# AIM:
Rewrite the lines below as a numbered list, omitting any blank lines.

----- DATA RECORDS -----

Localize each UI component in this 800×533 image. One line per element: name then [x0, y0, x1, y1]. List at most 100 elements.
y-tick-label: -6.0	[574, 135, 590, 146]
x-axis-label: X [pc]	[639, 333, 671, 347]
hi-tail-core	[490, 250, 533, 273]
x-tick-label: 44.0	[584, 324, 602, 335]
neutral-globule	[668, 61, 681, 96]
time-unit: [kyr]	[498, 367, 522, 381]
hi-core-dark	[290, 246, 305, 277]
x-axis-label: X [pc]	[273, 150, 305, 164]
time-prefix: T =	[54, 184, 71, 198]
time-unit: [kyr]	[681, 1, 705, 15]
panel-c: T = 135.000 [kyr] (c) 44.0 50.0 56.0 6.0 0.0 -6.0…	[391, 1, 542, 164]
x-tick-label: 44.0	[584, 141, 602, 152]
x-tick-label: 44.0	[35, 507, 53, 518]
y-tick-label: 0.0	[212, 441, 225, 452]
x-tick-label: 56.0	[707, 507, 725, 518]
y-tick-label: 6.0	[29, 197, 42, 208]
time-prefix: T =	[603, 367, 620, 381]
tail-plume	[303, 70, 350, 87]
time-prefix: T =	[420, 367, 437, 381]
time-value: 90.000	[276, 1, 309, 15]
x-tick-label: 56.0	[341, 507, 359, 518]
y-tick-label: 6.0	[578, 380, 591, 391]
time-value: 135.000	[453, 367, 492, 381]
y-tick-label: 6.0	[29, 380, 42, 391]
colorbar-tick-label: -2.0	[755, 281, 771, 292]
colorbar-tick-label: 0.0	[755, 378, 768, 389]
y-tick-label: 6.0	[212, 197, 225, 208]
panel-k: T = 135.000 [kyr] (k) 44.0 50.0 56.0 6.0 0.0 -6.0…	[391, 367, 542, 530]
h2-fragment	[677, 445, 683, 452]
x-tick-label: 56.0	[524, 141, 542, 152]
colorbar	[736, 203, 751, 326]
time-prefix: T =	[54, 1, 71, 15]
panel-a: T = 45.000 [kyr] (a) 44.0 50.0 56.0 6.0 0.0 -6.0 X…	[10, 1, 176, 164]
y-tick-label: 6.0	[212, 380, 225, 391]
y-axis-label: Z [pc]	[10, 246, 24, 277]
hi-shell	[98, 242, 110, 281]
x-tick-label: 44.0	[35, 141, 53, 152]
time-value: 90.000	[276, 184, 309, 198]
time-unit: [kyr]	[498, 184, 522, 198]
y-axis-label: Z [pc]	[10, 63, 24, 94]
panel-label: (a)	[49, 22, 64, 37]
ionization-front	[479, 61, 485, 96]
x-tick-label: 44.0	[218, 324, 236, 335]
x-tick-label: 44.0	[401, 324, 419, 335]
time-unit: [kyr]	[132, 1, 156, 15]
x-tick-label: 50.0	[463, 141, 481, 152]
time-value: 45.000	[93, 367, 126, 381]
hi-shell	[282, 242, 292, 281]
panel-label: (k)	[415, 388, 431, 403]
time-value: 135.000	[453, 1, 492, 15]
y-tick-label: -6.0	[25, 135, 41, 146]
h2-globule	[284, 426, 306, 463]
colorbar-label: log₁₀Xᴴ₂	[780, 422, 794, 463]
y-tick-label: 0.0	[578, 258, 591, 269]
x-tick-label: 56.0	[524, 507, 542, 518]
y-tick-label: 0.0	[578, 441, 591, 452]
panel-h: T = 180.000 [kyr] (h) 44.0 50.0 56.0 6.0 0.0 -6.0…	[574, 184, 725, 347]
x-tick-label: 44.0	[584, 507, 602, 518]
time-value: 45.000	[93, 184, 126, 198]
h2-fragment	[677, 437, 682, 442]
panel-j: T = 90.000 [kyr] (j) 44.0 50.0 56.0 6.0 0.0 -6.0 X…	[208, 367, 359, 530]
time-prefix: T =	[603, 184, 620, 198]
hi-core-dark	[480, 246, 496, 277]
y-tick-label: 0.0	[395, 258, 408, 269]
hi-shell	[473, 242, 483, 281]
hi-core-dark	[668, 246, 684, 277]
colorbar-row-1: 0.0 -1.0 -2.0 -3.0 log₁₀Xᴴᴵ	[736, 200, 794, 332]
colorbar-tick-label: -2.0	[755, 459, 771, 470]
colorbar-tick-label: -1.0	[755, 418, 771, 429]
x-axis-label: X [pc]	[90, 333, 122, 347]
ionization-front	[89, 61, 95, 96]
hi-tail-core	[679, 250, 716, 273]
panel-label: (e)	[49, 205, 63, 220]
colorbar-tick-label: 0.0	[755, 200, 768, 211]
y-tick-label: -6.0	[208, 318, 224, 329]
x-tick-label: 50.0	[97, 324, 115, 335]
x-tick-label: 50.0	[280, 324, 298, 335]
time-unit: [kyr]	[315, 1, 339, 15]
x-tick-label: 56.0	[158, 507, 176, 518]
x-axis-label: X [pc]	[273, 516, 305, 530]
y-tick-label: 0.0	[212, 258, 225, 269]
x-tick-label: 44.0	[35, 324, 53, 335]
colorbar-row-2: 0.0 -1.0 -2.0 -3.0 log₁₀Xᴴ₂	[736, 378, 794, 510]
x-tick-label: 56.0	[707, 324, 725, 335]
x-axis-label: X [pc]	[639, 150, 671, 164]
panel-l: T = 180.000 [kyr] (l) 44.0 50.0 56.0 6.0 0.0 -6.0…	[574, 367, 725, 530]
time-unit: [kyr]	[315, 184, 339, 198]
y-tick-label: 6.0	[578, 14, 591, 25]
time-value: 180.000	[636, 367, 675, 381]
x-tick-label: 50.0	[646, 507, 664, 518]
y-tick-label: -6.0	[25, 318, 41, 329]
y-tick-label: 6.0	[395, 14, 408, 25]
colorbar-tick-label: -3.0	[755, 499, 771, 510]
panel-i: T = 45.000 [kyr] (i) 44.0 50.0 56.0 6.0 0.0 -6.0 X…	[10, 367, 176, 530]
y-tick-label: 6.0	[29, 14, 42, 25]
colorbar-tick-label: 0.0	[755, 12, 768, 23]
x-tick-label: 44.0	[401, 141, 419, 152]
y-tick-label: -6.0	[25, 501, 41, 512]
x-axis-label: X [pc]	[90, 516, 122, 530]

-----

# EXPECTED ANSWER:
1. Localize each UI component in this 800×533 image. One line per element: name then [x0, y0, x1, y1]. List at most 100 elements.
2. y-tick-label: -6.0	[574, 135, 590, 146]
3. x-axis-label: X [pc]	[639, 333, 671, 347]
4. hi-tail-core	[490, 250, 533, 273]
5. x-tick-label: 44.0	[584, 324, 602, 335]
6. neutral-globule	[668, 61, 681, 96]
7. time-unit: [kyr]	[498, 367, 522, 381]
8. hi-core-dark	[290, 246, 305, 277]
9. x-axis-label: X [pc]	[273, 150, 305, 164]
10. time-prefix: T =	[54, 184, 71, 198]
11. time-unit: [kyr]	[681, 1, 705, 15]
12. panel-c: T = 135.000 [kyr] (c) 44.0 50.0 56.0 6.0 0.0 -6.0…	[391, 1, 542, 164]
13. x-tick-label: 44.0	[584, 141, 602, 152]
14. x-tick-label: 44.0	[35, 507, 53, 518]
15. y-tick-label: 0.0	[212, 441, 225, 452]
16. x-tick-label: 56.0	[707, 507, 725, 518]
17. y-tick-label: 6.0	[29, 197, 42, 208]
18. time-prefix: T =	[603, 367, 620, 381]
19. tail-plume	[303, 70, 350, 87]
20. time-prefix: T =	[420, 367, 437, 381]
21. time-value: 90.000	[276, 1, 309, 15]
22. x-tick-label: 56.0	[341, 507, 359, 518]
23. y-tick-label: 6.0	[578, 380, 591, 391]
24. time-value: 135.000	[453, 367, 492, 381]
25. y-tick-label: 6.0	[29, 380, 42, 391]
26. colorbar-tick-label: -2.0	[755, 281, 771, 292]
27. colorbar-tick-label: 0.0	[755, 378, 768, 389]
28. y-tick-label: 6.0	[212, 197, 225, 208]
29. panel-k: T = 135.000 [kyr] (k) 44.0 50.0 56.0 6.0 0.0 -6.0…	[391, 367, 542, 530]
30. h2-fragment	[677, 445, 683, 452]
31. x-tick-label: 56.0	[524, 141, 542, 152]
32. colorbar	[736, 203, 751, 326]
33. time-prefix: T =	[54, 1, 71, 15]
34. panel-a: T = 45.000 [kyr] (a) 44.0 50.0 56.0 6.0 0.0 -6.0 X…	[10, 1, 176, 164]
35. y-tick-label: 6.0	[212, 380, 225, 391]
36. y-axis-label: Z [pc]	[10, 246, 24, 277]
37. hi-shell	[98, 242, 110, 281]
38. x-tick-label: 44.0	[35, 141, 53, 152]
39. time-value: 90.000	[276, 184, 309, 198]
40. time-unit: [kyr]	[498, 184, 522, 198]
41. y-axis-label: Z [pc]	[10, 63, 24, 94]
42. panel-label: (a)	[49, 22, 64, 37]
43. ionization-front	[479, 61, 485, 96]
44. x-tick-label: 44.0	[218, 324, 236, 335]
45. x-tick-label: 44.0	[401, 324, 419, 335]
46. time-unit: [kyr]	[132, 1, 156, 15]
47. x-tick-label: 50.0	[463, 141, 481, 152]
48. time-value: 45.000	[93, 367, 126, 381]
49. hi-shell	[282, 242, 292, 281]
50. panel-label: (k)	[415, 388, 431, 403]
51. time-value: 135.000	[453, 1, 492, 15]
52. y-tick-label: -6.0	[25, 135, 41, 146]
53. h2-globule	[284, 426, 306, 463]
54. colorbar-label: log₁₀Xᴴ₂	[780, 422, 794, 463]
55. y-tick-label: 0.0	[578, 258, 591, 269]
56. x-tick-label: 56.0	[524, 507, 542, 518]
57. y-tick-label: 0.0	[578, 441, 591, 452]
58. panel-h: T = 180.000 [kyr] (h) 44.0 50.0 56.0 6.0 0.0 -6.0…	[574, 184, 725, 347]
59. x-tick-label: 44.0	[584, 507, 602, 518]
60. time-value: 45.000	[93, 184, 126, 198]
61. h2-fragment	[677, 437, 682, 442]
62. panel-j: T = 90.000 [kyr] (j) 44.0 50.0 56.0 6.0 0.0 -6.0 X…	[208, 367, 359, 530]
63. time-prefix: T =	[603, 184, 620, 198]
64. hi-core-dark	[480, 246, 496, 277]
65. y-tick-label: 0.0	[395, 258, 408, 269]
66. hi-shell	[473, 242, 483, 281]
67. hi-core-dark	[668, 246, 684, 277]
68. colorbar-row-1: 0.0 -1.0 -2.0 -3.0 log₁₀Xᴴᴵ	[736, 200, 794, 332]
69. colorbar-tick-label: -2.0	[755, 459, 771, 470]
70. colorbar-tick-label: -1.0	[755, 418, 771, 429]
71. x-axis-label: X [pc]	[90, 333, 122, 347]
72. ionization-front	[89, 61, 95, 96]
73. hi-tail-core	[679, 250, 716, 273]
74. panel-label: (e)	[49, 205, 63, 220]
75. colorbar-tick-label: 0.0	[755, 200, 768, 211]
76. y-tick-label: -6.0	[208, 318, 224, 329]
77. x-tick-label: 50.0	[97, 324, 115, 335]
78. x-tick-label: 50.0	[280, 324, 298, 335]
79. time-unit: [kyr]	[315, 1, 339, 15]
80. x-tick-label: 56.0	[158, 507, 176, 518]
81. x-axis-label: X [pc]	[273, 516, 305, 530]
82. y-tick-label: 0.0	[212, 258, 225, 269]
83. x-tick-label: 44.0	[35, 324, 53, 335]
84. colorbar-row-2: 0.0 -1.0 -2.0 -3.0 log₁₀Xᴴ₂	[736, 378, 794, 510]
85. x-tick-label: 56.0	[707, 324, 725, 335]
86. x-axis-label: X [pc]	[639, 150, 671, 164]
87. panel-l: T = 180.000 [kyr] (l) 44.0 50.0 56.0 6.0 0.0 -6.0…	[574, 367, 725, 530]
88. time-unit: [kyr]	[315, 184, 339, 198]
89. y-tick-label: 6.0	[578, 14, 591, 25]
90. time-value: 180.000	[636, 367, 675, 381]
91. x-tick-label: 50.0	[646, 507, 664, 518]
92. y-tick-label: -6.0	[25, 318, 41, 329]
93. y-tick-label: 6.0	[395, 14, 408, 25]
94. colorbar-tick-label: -3.0	[755, 499, 771, 510]
95. panel-i: T = 45.000 [kyr] (i) 44.0 50.0 56.0 6.0 0.0 -6.0 X…	[10, 367, 176, 530]
96. y-tick-label: 6.0	[29, 14, 42, 25]
97. colorbar-tick-label: 0.0	[755, 12, 768, 23]
98. x-tick-label: 44.0	[401, 141, 419, 152]
99. y-tick-label: -6.0	[25, 501, 41, 512]
100. x-axis-label: X [pc]	[90, 516, 122, 530]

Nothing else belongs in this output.